(Element placement data)
:::
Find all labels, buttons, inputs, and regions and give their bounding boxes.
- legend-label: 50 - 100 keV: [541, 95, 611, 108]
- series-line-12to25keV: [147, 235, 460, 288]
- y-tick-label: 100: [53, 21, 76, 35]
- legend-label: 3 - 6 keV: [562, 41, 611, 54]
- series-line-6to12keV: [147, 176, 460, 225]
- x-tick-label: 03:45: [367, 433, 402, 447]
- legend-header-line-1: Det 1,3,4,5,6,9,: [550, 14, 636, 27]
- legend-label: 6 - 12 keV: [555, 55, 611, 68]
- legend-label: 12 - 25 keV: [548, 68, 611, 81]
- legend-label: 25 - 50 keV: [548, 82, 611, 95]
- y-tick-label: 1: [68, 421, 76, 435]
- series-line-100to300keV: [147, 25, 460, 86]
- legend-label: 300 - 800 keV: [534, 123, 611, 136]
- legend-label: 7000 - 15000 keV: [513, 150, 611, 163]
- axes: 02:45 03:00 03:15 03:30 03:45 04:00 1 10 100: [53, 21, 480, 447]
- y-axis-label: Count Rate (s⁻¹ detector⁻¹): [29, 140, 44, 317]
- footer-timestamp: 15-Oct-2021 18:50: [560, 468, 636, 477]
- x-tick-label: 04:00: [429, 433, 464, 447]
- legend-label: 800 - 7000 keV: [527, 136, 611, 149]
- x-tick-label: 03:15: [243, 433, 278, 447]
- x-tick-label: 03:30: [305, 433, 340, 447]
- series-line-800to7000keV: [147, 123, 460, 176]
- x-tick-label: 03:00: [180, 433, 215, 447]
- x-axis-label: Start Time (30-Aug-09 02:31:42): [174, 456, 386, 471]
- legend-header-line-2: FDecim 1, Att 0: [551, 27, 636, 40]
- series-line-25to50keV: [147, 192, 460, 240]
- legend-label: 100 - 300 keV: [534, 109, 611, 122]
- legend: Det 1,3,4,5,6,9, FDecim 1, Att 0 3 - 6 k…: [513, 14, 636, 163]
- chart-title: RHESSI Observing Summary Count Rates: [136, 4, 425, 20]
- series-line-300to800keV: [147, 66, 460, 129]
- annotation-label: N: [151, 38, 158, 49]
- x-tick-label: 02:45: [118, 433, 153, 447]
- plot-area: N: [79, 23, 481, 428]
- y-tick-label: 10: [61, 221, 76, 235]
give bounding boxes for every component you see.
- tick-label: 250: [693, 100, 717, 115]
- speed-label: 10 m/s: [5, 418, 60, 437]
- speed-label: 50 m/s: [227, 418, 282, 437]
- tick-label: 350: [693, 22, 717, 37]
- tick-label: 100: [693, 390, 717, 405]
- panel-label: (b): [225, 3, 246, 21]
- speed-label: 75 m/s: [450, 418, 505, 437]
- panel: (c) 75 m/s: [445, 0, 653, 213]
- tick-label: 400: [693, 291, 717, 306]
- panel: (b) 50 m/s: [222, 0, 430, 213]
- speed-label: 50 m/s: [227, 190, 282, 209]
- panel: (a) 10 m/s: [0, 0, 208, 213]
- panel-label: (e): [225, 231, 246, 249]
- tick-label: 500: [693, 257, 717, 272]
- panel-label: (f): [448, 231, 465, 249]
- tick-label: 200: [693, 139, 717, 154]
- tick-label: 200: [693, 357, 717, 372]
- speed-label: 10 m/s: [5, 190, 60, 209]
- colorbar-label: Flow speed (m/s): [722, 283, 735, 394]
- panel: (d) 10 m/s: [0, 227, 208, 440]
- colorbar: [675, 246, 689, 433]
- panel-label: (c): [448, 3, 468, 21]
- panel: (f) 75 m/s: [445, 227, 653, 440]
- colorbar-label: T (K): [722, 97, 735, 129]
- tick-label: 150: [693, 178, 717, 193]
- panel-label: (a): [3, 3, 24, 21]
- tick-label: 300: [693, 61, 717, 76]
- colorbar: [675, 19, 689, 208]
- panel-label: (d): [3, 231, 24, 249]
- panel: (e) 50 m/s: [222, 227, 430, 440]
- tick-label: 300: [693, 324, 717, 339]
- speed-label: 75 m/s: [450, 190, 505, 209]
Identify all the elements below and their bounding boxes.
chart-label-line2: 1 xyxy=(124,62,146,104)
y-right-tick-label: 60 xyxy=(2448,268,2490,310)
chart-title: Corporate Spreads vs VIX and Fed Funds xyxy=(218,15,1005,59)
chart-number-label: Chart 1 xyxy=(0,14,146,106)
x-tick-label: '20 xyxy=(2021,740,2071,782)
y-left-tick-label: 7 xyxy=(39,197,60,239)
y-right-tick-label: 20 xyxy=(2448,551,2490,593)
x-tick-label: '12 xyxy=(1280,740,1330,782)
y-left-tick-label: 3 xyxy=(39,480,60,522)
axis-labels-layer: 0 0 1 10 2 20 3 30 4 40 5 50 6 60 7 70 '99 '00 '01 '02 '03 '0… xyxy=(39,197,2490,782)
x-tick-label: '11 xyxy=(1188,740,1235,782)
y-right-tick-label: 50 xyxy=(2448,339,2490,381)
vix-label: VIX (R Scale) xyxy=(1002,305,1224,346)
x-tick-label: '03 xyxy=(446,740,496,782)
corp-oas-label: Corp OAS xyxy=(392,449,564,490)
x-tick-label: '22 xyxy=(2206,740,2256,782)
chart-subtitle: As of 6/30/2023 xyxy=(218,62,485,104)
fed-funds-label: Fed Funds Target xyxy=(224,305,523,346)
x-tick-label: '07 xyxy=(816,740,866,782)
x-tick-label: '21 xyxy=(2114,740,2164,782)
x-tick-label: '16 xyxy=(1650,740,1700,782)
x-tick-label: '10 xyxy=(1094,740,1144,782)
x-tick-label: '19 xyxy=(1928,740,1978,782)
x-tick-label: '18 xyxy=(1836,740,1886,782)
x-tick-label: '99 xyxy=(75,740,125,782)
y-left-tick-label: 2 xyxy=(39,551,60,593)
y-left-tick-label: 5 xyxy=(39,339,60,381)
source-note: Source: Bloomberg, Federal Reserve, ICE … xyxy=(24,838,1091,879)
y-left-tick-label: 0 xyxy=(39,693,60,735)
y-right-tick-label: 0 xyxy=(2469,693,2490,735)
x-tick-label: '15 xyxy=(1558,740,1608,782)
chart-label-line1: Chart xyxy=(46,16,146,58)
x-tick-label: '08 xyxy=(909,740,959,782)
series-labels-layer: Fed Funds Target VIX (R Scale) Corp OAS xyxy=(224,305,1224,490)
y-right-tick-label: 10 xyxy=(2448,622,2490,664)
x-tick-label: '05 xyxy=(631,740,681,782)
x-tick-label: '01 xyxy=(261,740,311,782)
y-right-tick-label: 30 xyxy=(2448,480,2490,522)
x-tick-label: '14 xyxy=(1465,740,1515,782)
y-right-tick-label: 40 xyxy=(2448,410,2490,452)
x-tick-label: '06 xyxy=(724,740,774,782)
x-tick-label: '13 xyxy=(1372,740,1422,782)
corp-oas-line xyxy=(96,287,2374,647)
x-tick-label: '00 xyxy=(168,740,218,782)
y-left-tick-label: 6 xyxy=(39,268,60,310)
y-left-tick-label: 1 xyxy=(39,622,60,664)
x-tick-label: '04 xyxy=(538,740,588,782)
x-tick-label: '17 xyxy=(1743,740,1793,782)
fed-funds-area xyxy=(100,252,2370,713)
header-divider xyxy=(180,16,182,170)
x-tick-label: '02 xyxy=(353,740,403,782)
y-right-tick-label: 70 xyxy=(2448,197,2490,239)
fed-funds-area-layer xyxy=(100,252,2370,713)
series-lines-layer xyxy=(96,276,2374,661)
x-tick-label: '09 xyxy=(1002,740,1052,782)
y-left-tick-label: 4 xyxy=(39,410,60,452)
:::
## TASK DETAILS
Copy out every line of the items above, word for word.

## SOLUTION FOR THIS PROBLEM
Find all labels, buttons, inputs, and regions and give their bounding boxes.
- legend-label: 50 - 100 keV: [541, 95, 611, 108]
- series-line-12to25keV: [147, 235, 460, 288]
- y-tick-label: 100: [53, 21, 76, 35]
- legend-label: 3 - 6 keV: [562, 41, 611, 54]
- series-line-6to12keV: [147, 176, 460, 225]
- x-tick-label: 03:45: [367, 433, 402, 447]
- legend-header-line-1: Det 1,3,4,5,6,9,: [550, 14, 636, 27]
- legend-label: 6 - 12 keV: [555, 55, 611, 68]
- legend-label: 12 - 25 keV: [548, 68, 611, 81]
- legend-label: 25 - 50 keV: [548, 82, 611, 95]
- y-tick-label: 1: [68, 421, 76, 435]
- series-line-100to300keV: [147, 25, 460, 86]
- legend-label: 300 - 800 keV: [534, 123, 611, 136]
- legend-label: 7000 - 15000 keV: [513, 150, 611, 163]
- axes: 02:45 03:00 03:15 03:30 03:45 04:00 1 10 100: [53, 21, 480, 447]
- y-axis-label: Count Rate (s⁻¹ detector⁻¹): [29, 140, 44, 317]
- footer-timestamp: 15-Oct-2021 18:50: [560, 468, 636, 477]
- x-tick-label: 04:00: [429, 433, 464, 447]
- legend-label: 800 - 7000 keV: [527, 136, 611, 149]
- x-tick-label: 03:15: [243, 433, 278, 447]
- x-tick-label: 03:30: [305, 433, 340, 447]
- series-line-800to7000keV: [147, 123, 460, 176]
- x-tick-label: 03:00: [180, 433, 215, 447]
- x-axis-label: Start Time (30-Aug-09 02:31:42): [174, 456, 386, 471]
- legend-header-line-2: FDecim 1, Att 0: [551, 27, 636, 40]
- series-line-25to50keV: [147, 192, 460, 240]
- legend-label: 100 - 300 keV: [534, 109, 611, 122]
- legend: Det 1,3,4,5,6,9, FDecim 1, Att 0 3 - 6 k…: [513, 14, 636, 163]
- chart-title: RHESSI Observing Summary Count Rates: [136, 4, 425, 20]
- series-line-300to800keV: [147, 66, 460, 129]
- annotation-label: N: [151, 38, 158, 49]
- x-tick-label: 02:45: [118, 433, 153, 447]
- plot-area: N: [79, 23, 481, 428]
- y-tick-label: 10: [61, 221, 76, 235]
give bounding boxes for every component you see.
- tick-label: 250: [693, 100, 717, 115]
- speed-label: 10 m/s: [5, 418, 60, 437]
- speed-label: 50 m/s: [227, 418, 282, 437]
- tick-label: 350: [693, 22, 717, 37]
- tick-label: 100: [693, 390, 717, 405]
- panel-label: (b): [225, 3, 246, 21]
- speed-label: 75 m/s: [450, 418, 505, 437]
- panel: (c) 75 m/s: [445, 0, 653, 213]
- tick-label: 400: [693, 291, 717, 306]
- panel: (b) 50 m/s: [222, 0, 430, 213]
- speed-label: 50 m/s: [227, 190, 282, 209]
- panel: (a) 10 m/s: [0, 0, 208, 213]
- panel-label: (e): [225, 231, 246, 249]
- tick-label: 500: [693, 257, 717, 272]
- panel-label: (f): [448, 231, 465, 249]
- tick-label: 200: [693, 139, 717, 154]
- tick-label: 200: [693, 357, 717, 372]
- speed-label: 10 m/s: [5, 190, 60, 209]
- colorbar-label: Flow speed (m/s): [722, 283, 735, 394]
- panel: (d) 10 m/s: [0, 227, 208, 440]
- colorbar: [675, 246, 689, 433]
- panel-label: (c): [448, 3, 468, 21]
- panel: (f) 75 m/s: [445, 227, 653, 440]
- colorbar-label: T (K): [722, 97, 735, 129]
- tick-label: 150: [693, 178, 717, 193]
- panel-label: (a): [3, 3, 24, 21]
- tick-label: 300: [693, 61, 717, 76]
- colorbar: [675, 19, 689, 208]
- panel-label: (d): [3, 231, 24, 249]
- panel: (e) 50 m/s: [222, 227, 430, 440]
- tick-label: 300: [693, 324, 717, 339]
- speed-label: 75 m/s: [450, 190, 505, 209]
Identify all the elements below and their bounding boxes.
chart-label-line2: 1 xyxy=(124,62,146,104)
y-right-tick-label: 60 xyxy=(2448,268,2490,310)
chart-title: Corporate Spreads vs VIX and Fed Funds xyxy=(218,15,1005,59)
chart-number-label: Chart 1 xyxy=(0,14,146,106)
x-tick-label: '20 xyxy=(2021,740,2071,782)
y-left-tick-label: 7 xyxy=(39,197,60,239)
y-right-tick-label: 20 xyxy=(2448,551,2490,593)
x-tick-label: '12 xyxy=(1280,740,1330,782)
y-left-tick-label: 3 xyxy=(39,480,60,522)
axis-labels-layer: 0 0 1 10 2 20 3 30 4 40 5 50 6 60 7 70 '99 '00 '01 '02 '03 '0… xyxy=(39,197,2490,782)
x-tick-label: '11 xyxy=(1188,740,1235,782)
y-right-tick-label: 50 xyxy=(2448,339,2490,381)
vix-label: VIX (R Scale) xyxy=(1002,305,1224,346)
x-tick-label: '03 xyxy=(446,740,496,782)
corp-oas-label: Corp OAS xyxy=(392,449,564,490)
x-tick-label: '22 xyxy=(2206,740,2256,782)
chart-subtitle: As of 6/30/2023 xyxy=(218,62,485,104)
fed-funds-label: Fed Funds Target xyxy=(224,305,523,346)
x-tick-label: '07 xyxy=(816,740,866,782)
x-tick-label: '21 xyxy=(2114,740,2164,782)
x-tick-label: '16 xyxy=(1650,740,1700,782)
x-tick-label: '10 xyxy=(1094,740,1144,782)
x-tick-label: '19 xyxy=(1928,740,1978,782)
x-tick-label: '18 xyxy=(1836,740,1886,782)
x-tick-label: '99 xyxy=(75,740,125,782)
y-left-tick-label: 2 xyxy=(39,551,60,593)
y-left-tick-label: 5 xyxy=(39,339,60,381)
source-note: Source: Bloomberg, Federal Reserve, ICE … xyxy=(24,838,1091,879)
y-left-tick-label: 0 xyxy=(39,693,60,735)
y-right-tick-label: 0 xyxy=(2469,693,2490,735)
x-tick-label: '15 xyxy=(1558,740,1608,782)
chart-label-line1: Chart xyxy=(46,16,146,58)
x-tick-label: '08 xyxy=(909,740,959,782)
series-labels-layer: Fed Funds Target VIX (R Scale) Corp OAS xyxy=(224,305,1224,490)
y-right-tick-label: 10 xyxy=(2448,622,2490,664)
x-tick-label: '05 xyxy=(631,740,681,782)
x-tick-label: '01 xyxy=(261,740,311,782)
y-right-tick-label: 30 xyxy=(2448,480,2490,522)
x-tick-label: '14 xyxy=(1465,740,1515,782)
y-right-tick-label: 40 xyxy=(2448,410,2490,452)
x-tick-label: '06 xyxy=(724,740,774,782)
x-tick-label: '13 xyxy=(1372,740,1422,782)
corp-oas-line xyxy=(96,287,2374,647)
x-tick-label: '00 xyxy=(168,740,218,782)
y-left-tick-label: 6 xyxy=(39,268,60,310)
y-left-tick-label: 1 xyxy=(39,622,60,664)
x-tick-label: '04 xyxy=(538,740,588,782)
x-tick-label: '17 xyxy=(1743,740,1793,782)
fed-funds-area xyxy=(100,252,2370,713)
header-divider xyxy=(180,16,182,170)
x-tick-label: '02 xyxy=(353,740,403,782)
y-right-tick-label: 70 xyxy=(2448,197,2490,239)
fed-funds-area-layer xyxy=(100,252,2370,713)
series-lines-layer xyxy=(96,276,2374,661)
x-tick-label: '09 xyxy=(1002,740,1052,782)
y-left-tick-label: 4 xyxy=(39,410,60,452)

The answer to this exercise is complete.